Text for analysis:
Featured Updates to the NCCN Guidelines

Jennifer M. Weiss, Samir Gupta, Carol A. Burke, Lisen Axell, Lee-May Chen, Daniel C. Chung, Katherine M. Clayback, Susan Dallas, Seth Felder, Olumide Gbolahan, Francis M. Giardiello, William Grady, Michael J. Hall, Heather Hampel, Rachel Hodan, Gregory Idos, Priyanka Kanth, Bryson Katona, Laura Lamps, Xavier Llor, Patrick M. Lynch, Arnold J. Markowitz, Sara Pirzadeh-Miller, Niloy Jewel Samadder, David Shibata, Benjamin J. Swanson, Brittany M. Szymaniak, Georgia L. Wiesner, Andrew Wolf, Matthew B. Yurgelun, Mae Zakhour, Susan D. Darlow, Mary A. Dwyer, and Mallory Campbell

Identifying individuals with hereditary syndromes allows for timely cancer surveillance, opportunities for risk reduction, and syndrome-specific management. Establishing criteria for hereditary cancer risk assessment allows for the identification of individuals who are carriers of pathogenic genetic variants. The NCCN Guidelines for Genetic/Familial High-Risk Assessment: Colorectal provides recommendations for the assessment and management of patients at risk for or diagnosed with high-risk colorectal cancer syndromes. The NCCN Genetic/Familial High-Risk Assessment: Colorectal panel meets annually to evaluate and update their recommendations based on their clinical expertise and new scientific data. These NCCN Guidelines Insights focus on familial adenomatous polyposis (FAP)/attenuated familial adenomatous polyposis (AFAP) syndrome and considerations for management of duodenal neoplasia.

Problem set:
(a) Decide whether each statement agrees with the NCCN guidelines summary, answering yes or no and quoting the words of the summary that decide it: (i) The panel meets twice a year to update its recommendations. (ii) The Insights focus on FAP/AFAP syndrome and management of duodenal neoplasia. (iii) Identifying individuals with hereditary syndromes allows for timely cancer surveillance.
(b) Turn the paragraph of the NCCN guidelines summary that begins "Identifying individuals with hereditary syndromes" into a short list that keeps its main facts.
(c) Duplicate the part of the NCCN guidelines summary between "Identifying individuals with" and "of duodenal neoplasia.", inclusive.
The rows have nothing to do with any of this.

(Page layout parsing rows)

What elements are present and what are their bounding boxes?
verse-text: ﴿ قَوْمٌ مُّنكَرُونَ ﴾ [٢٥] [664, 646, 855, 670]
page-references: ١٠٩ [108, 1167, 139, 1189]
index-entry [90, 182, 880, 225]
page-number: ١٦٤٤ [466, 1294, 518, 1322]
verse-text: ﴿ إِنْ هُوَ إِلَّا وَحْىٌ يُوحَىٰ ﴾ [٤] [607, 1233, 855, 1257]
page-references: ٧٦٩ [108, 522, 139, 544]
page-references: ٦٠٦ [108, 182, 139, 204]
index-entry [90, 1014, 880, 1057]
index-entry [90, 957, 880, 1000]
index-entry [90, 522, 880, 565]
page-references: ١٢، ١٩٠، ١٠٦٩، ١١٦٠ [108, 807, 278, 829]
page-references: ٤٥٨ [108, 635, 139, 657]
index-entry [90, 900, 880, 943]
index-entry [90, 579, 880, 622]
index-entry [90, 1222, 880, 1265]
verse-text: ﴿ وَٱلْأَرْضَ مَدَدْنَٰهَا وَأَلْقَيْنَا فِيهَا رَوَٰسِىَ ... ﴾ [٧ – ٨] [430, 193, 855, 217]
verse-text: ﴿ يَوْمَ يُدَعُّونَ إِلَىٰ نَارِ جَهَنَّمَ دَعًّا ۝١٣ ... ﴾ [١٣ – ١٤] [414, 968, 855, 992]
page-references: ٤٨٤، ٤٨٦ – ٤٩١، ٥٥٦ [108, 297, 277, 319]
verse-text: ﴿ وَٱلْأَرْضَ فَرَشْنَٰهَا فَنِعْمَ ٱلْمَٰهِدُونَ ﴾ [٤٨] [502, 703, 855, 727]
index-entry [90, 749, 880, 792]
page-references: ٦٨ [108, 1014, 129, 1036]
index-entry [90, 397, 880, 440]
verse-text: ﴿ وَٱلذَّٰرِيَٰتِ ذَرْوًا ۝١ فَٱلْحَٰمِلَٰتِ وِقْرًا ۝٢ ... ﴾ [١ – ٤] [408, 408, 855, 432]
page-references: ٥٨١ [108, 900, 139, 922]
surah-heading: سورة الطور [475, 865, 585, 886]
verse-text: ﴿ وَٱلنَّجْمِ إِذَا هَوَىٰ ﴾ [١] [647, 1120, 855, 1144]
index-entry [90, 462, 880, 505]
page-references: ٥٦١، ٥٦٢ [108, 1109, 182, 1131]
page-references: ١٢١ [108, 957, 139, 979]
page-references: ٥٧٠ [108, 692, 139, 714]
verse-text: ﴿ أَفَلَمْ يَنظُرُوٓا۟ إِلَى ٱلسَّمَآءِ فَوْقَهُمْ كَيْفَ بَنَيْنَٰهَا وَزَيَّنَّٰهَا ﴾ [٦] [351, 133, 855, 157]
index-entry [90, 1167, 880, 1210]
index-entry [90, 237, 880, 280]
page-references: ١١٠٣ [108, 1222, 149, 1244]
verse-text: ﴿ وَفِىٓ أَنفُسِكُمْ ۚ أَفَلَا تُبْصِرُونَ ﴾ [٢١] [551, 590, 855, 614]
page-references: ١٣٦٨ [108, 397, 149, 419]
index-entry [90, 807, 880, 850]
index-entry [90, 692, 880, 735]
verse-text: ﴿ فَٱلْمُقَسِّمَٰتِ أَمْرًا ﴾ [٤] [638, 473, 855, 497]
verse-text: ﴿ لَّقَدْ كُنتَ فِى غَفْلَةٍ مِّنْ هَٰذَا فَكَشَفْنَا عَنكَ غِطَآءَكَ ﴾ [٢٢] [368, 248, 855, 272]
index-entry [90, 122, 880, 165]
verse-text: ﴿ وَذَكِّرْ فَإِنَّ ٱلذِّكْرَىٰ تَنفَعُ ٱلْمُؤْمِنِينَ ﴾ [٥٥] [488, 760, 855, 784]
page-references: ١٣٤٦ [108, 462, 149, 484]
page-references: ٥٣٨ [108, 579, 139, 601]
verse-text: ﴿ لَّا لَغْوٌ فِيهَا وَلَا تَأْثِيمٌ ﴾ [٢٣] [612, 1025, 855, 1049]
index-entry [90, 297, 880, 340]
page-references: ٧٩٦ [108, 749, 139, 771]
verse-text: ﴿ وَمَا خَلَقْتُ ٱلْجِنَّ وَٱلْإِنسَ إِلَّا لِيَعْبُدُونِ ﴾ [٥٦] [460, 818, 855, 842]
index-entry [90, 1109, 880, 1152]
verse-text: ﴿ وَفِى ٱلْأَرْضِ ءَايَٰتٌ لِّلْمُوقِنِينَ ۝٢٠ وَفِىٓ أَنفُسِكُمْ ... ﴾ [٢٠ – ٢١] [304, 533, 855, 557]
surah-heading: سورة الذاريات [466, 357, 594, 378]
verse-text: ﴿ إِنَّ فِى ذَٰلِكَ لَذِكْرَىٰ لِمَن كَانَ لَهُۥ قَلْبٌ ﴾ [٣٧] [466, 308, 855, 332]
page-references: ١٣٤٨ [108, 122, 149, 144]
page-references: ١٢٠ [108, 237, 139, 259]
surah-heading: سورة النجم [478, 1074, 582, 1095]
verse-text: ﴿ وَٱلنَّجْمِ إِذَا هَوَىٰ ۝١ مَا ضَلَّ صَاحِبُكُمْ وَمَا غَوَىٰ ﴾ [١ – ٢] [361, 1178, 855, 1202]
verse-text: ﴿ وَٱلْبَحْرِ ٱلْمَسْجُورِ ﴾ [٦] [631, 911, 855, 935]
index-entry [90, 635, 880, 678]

Solutions to the tasks:
(a)
(i) No: "meets annually to evaluate and update their recommendations"
(ii) Yes: "These NCCN Guidelines Insights focus on familial adenomatous polyposis (FAP)/attenuated familial adenomatous polyposis (AFAP) syndrome and considerations for management of duodenal neoplasia"
(iii) Yes: "Identifying individuals with hereditary syndromes allows for timely cancer surveillance"

(b)
- Identifying people with hereditary syndromes allows timely cancer surveillance, risk reduction, and syndrome-specific management.
- Criteria for hereditary cancer risk assessment help identify carriers of pathogenic genetic variants.
- The NCCN Guidelines for Genetic/Familial High-Risk Assessment: Colorectal give recommendations for assessing and managing patients at risk for or diagnosed with high-risk colorectal cancer syndromes.
- The panel meets annually to update its recommendations based on clinical expertise and new scientific data.
- These Insights focus on FAP/AFAP syndrome and the management of duodenal neoplasia.

(c)
Identifying individuals with hereditary syndromes allows for timely cancer surveillance, opportunities for risk reduction, and syndrome-specific management. Establishing criteria for hereditary cancer risk assessment allows for the identification of individuals who are carriers of pathogenic genetic variants. The NCCN Guidelines for Genetic/Familial High-Risk Assessment: Colorectal provides recommendations for the assessment and management of patients at risk for or diagnosed with high-risk colorectal cancer syndromes. The NCCN Genetic/Familial High-Risk Assessment: Colorectal panel meets annually to evaluate and update their recommendations based on their clinical expertise and new scientific data. These NCCN Guidelines Insights focus on familial adenomatous polyposis (FAP)/attenuated familial adenomatous polyposis (AFAP) syndrome and considerations for management of duodenal neoplasia.